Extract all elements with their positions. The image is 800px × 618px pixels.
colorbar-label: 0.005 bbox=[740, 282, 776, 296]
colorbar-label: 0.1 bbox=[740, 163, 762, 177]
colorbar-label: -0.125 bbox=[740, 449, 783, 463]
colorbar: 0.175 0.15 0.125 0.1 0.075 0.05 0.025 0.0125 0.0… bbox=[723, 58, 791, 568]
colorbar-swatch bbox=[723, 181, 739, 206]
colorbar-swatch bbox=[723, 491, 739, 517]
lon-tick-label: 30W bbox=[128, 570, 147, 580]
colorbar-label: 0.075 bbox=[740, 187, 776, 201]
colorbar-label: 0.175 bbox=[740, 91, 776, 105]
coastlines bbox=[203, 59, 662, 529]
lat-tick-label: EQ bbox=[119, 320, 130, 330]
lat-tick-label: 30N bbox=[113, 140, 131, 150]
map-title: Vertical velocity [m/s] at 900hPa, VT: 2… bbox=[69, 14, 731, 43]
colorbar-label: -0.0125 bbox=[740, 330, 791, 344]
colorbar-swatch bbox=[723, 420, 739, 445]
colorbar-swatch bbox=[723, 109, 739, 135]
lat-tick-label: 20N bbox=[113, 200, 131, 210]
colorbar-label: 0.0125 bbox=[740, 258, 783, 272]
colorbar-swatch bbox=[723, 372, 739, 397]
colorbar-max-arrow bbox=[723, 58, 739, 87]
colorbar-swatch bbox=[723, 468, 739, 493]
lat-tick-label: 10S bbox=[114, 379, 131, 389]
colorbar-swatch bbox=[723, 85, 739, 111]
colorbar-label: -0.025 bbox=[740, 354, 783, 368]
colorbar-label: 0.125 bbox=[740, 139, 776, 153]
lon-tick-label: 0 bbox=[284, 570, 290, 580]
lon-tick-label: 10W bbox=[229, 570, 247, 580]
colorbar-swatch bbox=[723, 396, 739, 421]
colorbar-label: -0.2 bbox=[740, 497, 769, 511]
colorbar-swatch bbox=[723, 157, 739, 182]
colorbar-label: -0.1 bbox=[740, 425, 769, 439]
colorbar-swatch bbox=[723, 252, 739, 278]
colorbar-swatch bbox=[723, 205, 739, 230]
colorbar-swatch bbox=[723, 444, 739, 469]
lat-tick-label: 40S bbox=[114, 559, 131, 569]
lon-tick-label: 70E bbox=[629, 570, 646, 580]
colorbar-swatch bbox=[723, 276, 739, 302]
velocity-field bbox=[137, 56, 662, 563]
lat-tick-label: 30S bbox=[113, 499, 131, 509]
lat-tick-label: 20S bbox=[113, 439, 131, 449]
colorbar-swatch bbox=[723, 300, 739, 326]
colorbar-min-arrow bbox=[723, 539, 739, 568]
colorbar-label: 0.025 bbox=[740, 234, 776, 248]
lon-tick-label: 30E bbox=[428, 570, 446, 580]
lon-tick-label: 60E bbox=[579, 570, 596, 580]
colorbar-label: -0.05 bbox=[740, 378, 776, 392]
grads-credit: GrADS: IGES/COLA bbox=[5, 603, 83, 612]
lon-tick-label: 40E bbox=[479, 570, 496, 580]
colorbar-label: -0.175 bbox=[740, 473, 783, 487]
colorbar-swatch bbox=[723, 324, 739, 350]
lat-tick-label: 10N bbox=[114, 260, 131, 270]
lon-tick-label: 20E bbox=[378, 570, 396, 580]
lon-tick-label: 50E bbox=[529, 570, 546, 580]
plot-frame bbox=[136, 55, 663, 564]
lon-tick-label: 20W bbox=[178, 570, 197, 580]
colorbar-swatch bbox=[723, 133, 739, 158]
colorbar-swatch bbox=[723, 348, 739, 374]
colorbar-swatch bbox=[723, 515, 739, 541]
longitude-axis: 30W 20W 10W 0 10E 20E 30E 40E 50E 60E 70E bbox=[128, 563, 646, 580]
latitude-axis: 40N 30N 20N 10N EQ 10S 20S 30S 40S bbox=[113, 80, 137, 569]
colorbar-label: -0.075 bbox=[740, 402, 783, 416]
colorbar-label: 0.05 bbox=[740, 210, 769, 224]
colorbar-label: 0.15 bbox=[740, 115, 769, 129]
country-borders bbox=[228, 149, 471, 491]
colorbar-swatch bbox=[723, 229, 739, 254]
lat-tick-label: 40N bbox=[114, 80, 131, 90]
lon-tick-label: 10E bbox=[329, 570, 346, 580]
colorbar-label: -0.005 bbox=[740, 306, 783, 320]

==*==

Please copy out every line of the material above, unchanged and in the same order.

◆ Result of the task:
Extract all elements with their positions. The image is 800px × 618px pixels.
colorbar-label: 0.005 bbox=[740, 282, 776, 296]
colorbar-label: 0.1 bbox=[740, 163, 762, 177]
colorbar-label: -0.125 bbox=[740, 449, 783, 463]
colorbar: 0.175 0.15 0.125 0.1 0.075 0.05 0.025 0.0125 0.0… bbox=[723, 58, 791, 568]
colorbar-swatch bbox=[723, 181, 739, 206]
colorbar-swatch bbox=[723, 491, 739, 517]
lon-tick-label: 30W bbox=[128, 570, 147, 580]
colorbar-label: 0.075 bbox=[740, 187, 776, 201]
colorbar-label: 0.175 bbox=[740, 91, 776, 105]
coastlines bbox=[203, 59, 662, 529]
lat-tick-label: EQ bbox=[119, 320, 130, 330]
lat-tick-label: 30N bbox=[113, 140, 131, 150]
map-title: Vertical velocity [m/s] at 900hPa, VT: 2… bbox=[69, 14, 731, 43]
colorbar-label: -0.0125 bbox=[740, 330, 791, 344]
colorbar-swatch bbox=[723, 420, 739, 445]
colorbar-swatch bbox=[723, 109, 739, 135]
lat-tick-label: 20N bbox=[113, 200, 131, 210]
colorbar-label: 0.0125 bbox=[740, 258, 783, 272]
colorbar-swatch bbox=[723, 372, 739, 397]
colorbar-max-arrow bbox=[723, 58, 739, 87]
colorbar-swatch bbox=[723, 468, 739, 493]
lat-tick-label: 10S bbox=[114, 379, 131, 389]
colorbar-swatch bbox=[723, 85, 739, 111]
colorbar-label: -0.025 bbox=[740, 354, 783, 368]
colorbar-label: 0.125 bbox=[740, 139, 776, 153]
lon-tick-label: 0 bbox=[284, 570, 290, 580]
lon-tick-label: 10W bbox=[229, 570, 247, 580]
colorbar-swatch bbox=[723, 396, 739, 421]
colorbar-label: -0.2 bbox=[740, 497, 769, 511]
colorbar-swatch bbox=[723, 157, 739, 182]
colorbar-label: -0.1 bbox=[740, 425, 769, 439]
colorbar-swatch bbox=[723, 252, 739, 278]
colorbar-swatch bbox=[723, 205, 739, 230]
colorbar-swatch bbox=[723, 444, 739, 469]
lat-tick-label: 40S bbox=[114, 559, 131, 569]
lon-tick-label: 70E bbox=[629, 570, 646, 580]
colorbar-swatch bbox=[723, 276, 739, 302]
velocity-field bbox=[137, 56, 662, 563]
lat-tick-label: 30S bbox=[113, 499, 131, 509]
lat-tick-label: 20S bbox=[113, 439, 131, 449]
colorbar-swatch bbox=[723, 300, 739, 326]
colorbar-min-arrow bbox=[723, 539, 739, 568]
colorbar-label: 0.025 bbox=[740, 234, 776, 248]
lon-tick-label: 30E bbox=[428, 570, 446, 580]
lon-tick-label: 60E bbox=[579, 570, 596, 580]
colorbar-label: -0.05 bbox=[740, 378, 776, 392]
grads-credit: GrADS: IGES/COLA bbox=[5, 603, 83, 612]
lon-tick-label: 40E bbox=[479, 570, 496, 580]
colorbar-label: -0.175 bbox=[740, 473, 783, 487]
colorbar-swatch bbox=[723, 324, 739, 350]
lat-tick-label: 10N bbox=[114, 260, 131, 270]
lon-tick-label: 20E bbox=[378, 570, 396, 580]
lon-tick-label: 50E bbox=[529, 570, 546, 580]
plot-frame bbox=[136, 55, 663, 564]
lon-tick-label: 20W bbox=[178, 570, 197, 580]
colorbar-swatch bbox=[723, 133, 739, 158]
colorbar-swatch bbox=[723, 348, 739, 374]
colorbar-swatch bbox=[723, 515, 739, 541]
longitude-axis: 30W 20W 10W 0 10E 20E 30E 40E 50E 60E 70E bbox=[128, 563, 646, 580]
latitude-axis: 40N 30N 20N 10N EQ 10S 20S 30S 40S bbox=[113, 80, 137, 569]
colorbar-label: -0.075 bbox=[740, 402, 783, 416]
colorbar-label: 0.05 bbox=[740, 210, 769, 224]
colorbar-label: 0.15 bbox=[740, 115, 769, 129]
country-borders bbox=[228, 149, 471, 491]
colorbar-swatch bbox=[723, 229, 739, 254]
lat-tick-label: 40N bbox=[114, 80, 131, 90]
lon-tick-label: 10E bbox=[329, 570, 346, 580]
colorbar-label: -0.005 bbox=[740, 306, 783, 320]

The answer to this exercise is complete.